Data entries:
....
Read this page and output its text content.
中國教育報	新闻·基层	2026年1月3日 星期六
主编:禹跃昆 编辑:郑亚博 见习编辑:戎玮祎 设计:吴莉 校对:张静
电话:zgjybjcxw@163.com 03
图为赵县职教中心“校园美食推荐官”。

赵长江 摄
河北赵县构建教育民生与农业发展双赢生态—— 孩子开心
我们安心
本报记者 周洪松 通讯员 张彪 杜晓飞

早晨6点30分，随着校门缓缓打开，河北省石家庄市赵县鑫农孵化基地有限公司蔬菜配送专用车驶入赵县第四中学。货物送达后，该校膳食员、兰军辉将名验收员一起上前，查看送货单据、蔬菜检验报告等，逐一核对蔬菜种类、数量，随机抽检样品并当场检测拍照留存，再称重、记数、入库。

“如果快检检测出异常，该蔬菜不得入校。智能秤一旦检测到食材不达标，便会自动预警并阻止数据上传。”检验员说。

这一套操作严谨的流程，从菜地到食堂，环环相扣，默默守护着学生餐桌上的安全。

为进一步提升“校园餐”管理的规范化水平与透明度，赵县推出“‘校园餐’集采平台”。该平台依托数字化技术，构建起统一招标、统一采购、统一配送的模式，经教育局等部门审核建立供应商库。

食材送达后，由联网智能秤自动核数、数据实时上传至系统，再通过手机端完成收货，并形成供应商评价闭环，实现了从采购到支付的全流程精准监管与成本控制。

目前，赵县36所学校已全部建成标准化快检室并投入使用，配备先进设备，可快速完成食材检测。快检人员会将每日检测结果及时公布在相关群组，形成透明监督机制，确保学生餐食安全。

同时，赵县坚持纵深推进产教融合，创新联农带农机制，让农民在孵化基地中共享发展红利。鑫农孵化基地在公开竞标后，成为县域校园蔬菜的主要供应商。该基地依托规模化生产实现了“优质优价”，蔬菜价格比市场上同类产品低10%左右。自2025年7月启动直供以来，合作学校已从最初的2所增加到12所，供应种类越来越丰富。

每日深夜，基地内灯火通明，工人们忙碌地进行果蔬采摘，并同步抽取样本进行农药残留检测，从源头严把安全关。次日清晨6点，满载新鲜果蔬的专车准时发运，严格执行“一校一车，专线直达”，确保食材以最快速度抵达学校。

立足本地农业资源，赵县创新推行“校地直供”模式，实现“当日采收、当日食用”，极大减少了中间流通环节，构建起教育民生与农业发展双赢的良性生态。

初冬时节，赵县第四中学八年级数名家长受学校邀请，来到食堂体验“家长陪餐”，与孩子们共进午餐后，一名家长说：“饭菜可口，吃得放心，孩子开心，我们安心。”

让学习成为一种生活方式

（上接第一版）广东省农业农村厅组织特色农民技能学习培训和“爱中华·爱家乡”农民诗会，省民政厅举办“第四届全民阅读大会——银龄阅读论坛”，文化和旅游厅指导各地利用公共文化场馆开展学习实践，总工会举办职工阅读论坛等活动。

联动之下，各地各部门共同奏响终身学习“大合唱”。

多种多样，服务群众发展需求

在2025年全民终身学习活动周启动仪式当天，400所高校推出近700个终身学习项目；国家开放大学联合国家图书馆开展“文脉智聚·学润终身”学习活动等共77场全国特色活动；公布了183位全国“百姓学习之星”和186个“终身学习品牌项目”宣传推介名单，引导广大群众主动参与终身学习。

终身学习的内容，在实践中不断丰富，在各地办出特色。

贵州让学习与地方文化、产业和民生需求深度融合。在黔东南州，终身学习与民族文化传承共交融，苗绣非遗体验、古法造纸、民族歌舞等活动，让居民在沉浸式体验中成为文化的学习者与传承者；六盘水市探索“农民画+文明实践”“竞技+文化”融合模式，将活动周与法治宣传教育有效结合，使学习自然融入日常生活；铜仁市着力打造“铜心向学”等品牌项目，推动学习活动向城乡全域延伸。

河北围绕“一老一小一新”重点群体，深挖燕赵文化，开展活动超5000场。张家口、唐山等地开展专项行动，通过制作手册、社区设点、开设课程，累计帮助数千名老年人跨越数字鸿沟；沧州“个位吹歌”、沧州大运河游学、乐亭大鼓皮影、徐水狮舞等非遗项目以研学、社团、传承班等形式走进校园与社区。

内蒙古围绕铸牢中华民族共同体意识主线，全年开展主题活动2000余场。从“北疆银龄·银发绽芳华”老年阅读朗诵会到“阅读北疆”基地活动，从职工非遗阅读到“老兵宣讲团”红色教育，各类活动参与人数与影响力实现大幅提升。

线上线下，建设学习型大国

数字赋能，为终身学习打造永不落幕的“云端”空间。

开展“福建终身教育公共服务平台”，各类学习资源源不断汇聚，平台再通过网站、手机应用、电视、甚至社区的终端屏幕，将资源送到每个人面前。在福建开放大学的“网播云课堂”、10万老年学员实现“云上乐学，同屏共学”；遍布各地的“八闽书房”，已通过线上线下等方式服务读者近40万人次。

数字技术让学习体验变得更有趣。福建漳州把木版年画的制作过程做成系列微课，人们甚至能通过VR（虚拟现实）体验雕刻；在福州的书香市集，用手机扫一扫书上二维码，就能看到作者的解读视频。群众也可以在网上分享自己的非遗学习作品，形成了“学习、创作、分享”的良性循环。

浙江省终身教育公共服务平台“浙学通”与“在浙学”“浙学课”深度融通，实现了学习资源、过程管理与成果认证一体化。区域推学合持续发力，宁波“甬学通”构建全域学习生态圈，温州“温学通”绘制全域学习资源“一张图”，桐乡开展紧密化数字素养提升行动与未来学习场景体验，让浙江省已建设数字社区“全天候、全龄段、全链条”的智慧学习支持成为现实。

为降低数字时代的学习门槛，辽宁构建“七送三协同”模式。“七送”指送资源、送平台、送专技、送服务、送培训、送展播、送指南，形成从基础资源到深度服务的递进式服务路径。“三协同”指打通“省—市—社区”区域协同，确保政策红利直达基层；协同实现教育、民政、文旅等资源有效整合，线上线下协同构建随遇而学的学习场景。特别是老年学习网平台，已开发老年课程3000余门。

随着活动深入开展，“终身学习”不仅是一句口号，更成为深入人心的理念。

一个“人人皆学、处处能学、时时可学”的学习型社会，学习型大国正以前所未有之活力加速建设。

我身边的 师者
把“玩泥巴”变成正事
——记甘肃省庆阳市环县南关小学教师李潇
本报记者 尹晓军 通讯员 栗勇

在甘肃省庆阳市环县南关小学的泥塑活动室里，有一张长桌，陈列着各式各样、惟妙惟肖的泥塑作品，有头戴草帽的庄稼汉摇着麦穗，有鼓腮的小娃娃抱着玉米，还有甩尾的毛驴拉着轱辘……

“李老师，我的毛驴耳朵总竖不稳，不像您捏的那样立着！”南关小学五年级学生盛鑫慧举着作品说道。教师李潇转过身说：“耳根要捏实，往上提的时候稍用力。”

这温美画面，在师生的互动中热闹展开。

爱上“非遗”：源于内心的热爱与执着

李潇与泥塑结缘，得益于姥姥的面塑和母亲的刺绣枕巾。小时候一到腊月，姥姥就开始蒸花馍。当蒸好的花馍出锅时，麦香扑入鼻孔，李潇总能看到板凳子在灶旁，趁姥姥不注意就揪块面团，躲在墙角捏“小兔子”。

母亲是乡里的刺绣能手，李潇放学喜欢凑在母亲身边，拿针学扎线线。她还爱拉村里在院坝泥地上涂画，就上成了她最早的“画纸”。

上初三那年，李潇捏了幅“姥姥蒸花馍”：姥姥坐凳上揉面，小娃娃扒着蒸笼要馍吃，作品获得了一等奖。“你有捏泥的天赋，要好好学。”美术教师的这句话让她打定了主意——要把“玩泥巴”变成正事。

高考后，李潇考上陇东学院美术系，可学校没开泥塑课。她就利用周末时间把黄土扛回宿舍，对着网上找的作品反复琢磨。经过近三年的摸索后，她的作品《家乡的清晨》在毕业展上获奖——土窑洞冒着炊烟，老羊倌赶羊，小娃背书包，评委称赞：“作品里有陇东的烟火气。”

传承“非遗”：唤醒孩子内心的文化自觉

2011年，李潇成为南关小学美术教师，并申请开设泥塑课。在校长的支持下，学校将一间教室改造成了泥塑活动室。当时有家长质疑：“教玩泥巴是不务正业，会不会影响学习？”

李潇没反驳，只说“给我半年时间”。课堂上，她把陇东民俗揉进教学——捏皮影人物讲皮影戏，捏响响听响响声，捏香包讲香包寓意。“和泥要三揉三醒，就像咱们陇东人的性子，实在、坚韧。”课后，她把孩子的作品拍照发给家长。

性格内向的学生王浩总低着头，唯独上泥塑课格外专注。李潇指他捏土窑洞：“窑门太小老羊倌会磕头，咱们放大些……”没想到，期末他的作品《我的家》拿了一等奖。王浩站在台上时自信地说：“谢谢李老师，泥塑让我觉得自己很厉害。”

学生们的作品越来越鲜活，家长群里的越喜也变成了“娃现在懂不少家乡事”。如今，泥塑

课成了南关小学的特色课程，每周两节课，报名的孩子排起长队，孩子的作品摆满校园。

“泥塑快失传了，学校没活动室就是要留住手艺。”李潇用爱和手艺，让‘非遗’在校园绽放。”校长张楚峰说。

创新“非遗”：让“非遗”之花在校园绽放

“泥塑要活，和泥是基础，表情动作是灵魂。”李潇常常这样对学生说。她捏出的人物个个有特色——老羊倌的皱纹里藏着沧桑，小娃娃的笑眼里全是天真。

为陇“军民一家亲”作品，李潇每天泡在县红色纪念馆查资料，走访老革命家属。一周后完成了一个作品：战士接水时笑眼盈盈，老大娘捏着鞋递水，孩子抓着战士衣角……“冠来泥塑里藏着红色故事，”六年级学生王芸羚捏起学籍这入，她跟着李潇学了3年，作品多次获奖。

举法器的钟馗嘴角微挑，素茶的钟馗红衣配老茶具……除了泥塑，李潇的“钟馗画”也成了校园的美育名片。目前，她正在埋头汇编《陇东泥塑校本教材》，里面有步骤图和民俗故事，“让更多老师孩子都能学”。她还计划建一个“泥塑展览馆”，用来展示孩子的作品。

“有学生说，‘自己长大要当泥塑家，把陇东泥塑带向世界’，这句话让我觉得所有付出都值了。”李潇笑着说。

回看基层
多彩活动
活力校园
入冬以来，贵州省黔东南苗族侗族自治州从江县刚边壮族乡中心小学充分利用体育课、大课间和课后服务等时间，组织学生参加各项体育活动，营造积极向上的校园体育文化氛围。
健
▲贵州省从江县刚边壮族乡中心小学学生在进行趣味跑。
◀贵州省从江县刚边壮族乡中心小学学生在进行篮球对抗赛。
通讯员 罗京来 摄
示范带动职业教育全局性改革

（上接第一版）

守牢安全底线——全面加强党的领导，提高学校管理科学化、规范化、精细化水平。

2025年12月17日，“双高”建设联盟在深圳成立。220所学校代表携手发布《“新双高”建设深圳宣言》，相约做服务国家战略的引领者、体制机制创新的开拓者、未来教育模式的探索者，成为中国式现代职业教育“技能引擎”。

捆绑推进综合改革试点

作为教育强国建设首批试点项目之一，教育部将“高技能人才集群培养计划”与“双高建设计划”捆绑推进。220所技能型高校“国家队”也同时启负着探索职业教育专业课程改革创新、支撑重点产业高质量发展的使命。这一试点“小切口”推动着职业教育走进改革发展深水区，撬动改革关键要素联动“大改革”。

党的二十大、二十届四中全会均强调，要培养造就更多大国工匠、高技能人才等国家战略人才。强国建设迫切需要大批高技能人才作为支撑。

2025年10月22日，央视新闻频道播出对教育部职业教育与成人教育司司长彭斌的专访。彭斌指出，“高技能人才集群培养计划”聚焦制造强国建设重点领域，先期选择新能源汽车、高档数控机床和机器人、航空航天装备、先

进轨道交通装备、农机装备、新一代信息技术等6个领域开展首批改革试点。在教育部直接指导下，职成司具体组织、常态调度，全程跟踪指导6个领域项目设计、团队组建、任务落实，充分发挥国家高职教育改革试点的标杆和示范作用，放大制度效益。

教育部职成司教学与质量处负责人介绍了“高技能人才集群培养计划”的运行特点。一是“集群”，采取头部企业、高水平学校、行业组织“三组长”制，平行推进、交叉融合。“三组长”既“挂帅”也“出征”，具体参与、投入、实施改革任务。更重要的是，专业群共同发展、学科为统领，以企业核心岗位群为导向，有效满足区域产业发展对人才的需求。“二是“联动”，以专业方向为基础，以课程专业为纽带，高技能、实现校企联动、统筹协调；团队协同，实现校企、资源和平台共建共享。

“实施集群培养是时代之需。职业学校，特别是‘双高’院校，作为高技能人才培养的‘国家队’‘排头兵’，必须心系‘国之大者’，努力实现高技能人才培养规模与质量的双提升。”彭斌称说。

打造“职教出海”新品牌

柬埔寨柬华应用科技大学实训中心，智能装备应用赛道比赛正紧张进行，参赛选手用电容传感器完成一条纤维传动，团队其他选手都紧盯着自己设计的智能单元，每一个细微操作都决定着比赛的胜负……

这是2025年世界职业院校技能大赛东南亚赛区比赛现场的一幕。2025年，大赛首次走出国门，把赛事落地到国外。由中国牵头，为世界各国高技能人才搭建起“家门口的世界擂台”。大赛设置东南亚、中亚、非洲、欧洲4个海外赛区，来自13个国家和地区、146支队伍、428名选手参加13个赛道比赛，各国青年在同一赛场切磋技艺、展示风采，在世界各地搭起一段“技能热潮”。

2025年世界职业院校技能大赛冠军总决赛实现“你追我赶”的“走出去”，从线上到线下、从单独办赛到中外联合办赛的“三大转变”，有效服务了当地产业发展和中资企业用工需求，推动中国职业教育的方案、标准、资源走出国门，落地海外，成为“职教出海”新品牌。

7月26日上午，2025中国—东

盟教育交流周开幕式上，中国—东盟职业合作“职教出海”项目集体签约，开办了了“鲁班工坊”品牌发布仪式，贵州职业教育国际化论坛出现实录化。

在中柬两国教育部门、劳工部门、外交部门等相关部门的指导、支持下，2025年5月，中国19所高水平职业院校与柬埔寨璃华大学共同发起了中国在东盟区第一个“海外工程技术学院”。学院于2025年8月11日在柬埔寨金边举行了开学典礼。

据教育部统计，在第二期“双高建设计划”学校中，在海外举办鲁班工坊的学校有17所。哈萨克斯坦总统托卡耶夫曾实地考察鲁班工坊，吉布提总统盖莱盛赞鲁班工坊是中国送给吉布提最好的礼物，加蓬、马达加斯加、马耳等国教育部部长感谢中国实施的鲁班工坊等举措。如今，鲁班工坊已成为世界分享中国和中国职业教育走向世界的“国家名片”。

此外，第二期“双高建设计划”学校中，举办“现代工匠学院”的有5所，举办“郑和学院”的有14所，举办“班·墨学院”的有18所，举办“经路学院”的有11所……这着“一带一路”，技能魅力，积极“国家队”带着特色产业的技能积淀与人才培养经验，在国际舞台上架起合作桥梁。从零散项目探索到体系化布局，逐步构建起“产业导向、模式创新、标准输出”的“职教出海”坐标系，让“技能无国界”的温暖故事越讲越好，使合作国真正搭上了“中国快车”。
....
Exercise goal: Tally the lines of the material above that contain the word "我们安心" and report the total alone.

Solution for this exercise: 2